**Task requirements:**
Every line with the string "USDT" should be gathered.

* begin Material for this task *

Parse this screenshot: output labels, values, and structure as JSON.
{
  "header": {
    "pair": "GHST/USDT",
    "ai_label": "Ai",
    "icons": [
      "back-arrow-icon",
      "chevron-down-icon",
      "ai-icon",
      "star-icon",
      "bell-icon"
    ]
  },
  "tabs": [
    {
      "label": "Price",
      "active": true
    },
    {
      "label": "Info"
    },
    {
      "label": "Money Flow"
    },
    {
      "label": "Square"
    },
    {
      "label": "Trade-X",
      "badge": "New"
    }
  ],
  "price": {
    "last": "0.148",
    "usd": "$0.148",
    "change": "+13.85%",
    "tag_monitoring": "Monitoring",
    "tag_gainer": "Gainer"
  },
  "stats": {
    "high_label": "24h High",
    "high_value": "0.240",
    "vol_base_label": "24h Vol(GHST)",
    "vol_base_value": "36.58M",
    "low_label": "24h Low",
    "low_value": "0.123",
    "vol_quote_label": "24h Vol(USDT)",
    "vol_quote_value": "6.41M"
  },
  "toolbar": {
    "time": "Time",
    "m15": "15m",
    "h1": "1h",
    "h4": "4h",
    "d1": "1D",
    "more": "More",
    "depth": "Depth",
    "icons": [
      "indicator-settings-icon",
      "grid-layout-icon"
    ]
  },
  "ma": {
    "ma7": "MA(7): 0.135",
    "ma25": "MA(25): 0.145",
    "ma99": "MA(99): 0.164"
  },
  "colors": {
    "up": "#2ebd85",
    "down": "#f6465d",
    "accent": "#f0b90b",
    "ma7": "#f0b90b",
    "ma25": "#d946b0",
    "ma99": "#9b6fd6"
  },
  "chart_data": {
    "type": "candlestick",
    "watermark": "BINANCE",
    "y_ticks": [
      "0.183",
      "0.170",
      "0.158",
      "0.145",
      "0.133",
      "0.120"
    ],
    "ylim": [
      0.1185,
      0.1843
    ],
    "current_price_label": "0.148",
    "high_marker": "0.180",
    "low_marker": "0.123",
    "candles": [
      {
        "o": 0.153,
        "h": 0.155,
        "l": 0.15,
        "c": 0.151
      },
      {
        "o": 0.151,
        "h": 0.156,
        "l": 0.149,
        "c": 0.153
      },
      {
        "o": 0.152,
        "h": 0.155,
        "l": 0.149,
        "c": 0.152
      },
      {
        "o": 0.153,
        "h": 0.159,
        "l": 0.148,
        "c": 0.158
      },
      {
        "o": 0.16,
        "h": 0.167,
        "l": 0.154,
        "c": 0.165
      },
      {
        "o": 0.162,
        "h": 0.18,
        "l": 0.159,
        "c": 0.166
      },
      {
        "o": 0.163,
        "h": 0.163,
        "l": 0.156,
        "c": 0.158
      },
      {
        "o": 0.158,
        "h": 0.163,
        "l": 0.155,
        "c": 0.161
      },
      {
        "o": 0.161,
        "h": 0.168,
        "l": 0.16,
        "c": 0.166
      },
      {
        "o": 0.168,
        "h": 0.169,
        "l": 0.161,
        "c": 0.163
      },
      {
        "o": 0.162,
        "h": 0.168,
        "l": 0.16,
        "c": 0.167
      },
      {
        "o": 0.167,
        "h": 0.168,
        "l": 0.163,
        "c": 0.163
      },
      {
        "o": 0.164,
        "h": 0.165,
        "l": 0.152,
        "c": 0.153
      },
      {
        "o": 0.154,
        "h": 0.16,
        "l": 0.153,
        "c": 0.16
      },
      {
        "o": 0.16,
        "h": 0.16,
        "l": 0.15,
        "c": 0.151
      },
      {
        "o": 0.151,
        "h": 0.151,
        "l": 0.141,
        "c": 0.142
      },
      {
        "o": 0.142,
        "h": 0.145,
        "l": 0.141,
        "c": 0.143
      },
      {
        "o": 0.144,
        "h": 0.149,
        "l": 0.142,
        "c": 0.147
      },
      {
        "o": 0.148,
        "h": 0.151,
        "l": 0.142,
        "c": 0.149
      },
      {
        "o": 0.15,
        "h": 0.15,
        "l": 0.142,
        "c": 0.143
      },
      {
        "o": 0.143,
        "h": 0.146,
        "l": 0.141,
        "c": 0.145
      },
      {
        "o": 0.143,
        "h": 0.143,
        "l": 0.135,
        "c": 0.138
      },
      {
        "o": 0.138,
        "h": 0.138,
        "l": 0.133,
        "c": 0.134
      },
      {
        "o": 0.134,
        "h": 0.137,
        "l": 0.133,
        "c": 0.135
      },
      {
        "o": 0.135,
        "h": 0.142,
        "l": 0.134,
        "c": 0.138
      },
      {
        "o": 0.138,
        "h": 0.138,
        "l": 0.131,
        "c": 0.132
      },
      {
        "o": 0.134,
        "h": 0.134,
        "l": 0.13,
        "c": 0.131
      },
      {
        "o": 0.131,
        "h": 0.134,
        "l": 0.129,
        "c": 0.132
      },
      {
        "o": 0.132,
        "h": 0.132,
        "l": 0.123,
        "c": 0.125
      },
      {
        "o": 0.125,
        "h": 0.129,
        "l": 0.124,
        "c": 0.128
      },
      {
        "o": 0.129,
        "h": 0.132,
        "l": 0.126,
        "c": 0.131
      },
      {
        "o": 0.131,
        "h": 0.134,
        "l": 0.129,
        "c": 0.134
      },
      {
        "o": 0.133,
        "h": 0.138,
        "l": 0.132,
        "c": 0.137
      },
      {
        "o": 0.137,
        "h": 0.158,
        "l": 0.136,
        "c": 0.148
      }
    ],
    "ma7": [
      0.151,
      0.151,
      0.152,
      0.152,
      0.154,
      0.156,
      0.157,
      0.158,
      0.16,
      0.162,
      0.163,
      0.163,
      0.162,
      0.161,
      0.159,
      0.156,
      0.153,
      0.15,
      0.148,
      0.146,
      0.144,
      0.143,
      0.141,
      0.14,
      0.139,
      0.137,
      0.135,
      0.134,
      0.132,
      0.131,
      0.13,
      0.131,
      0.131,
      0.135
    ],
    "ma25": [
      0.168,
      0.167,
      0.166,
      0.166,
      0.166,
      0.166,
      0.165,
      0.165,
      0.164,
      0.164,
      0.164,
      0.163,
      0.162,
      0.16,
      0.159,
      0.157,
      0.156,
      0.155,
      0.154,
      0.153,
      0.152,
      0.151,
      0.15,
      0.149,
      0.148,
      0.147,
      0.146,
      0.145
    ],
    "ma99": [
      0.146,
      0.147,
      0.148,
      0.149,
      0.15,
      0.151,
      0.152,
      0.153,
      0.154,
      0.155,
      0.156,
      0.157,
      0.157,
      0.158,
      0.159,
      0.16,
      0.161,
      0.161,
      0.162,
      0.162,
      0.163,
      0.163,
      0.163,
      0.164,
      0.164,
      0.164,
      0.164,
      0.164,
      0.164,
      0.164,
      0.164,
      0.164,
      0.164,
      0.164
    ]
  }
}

* end Material for this task *

**Task result:**
    "pair": "GHST/USDT",
    "vol_quote_label": "24h Vol(USDT)",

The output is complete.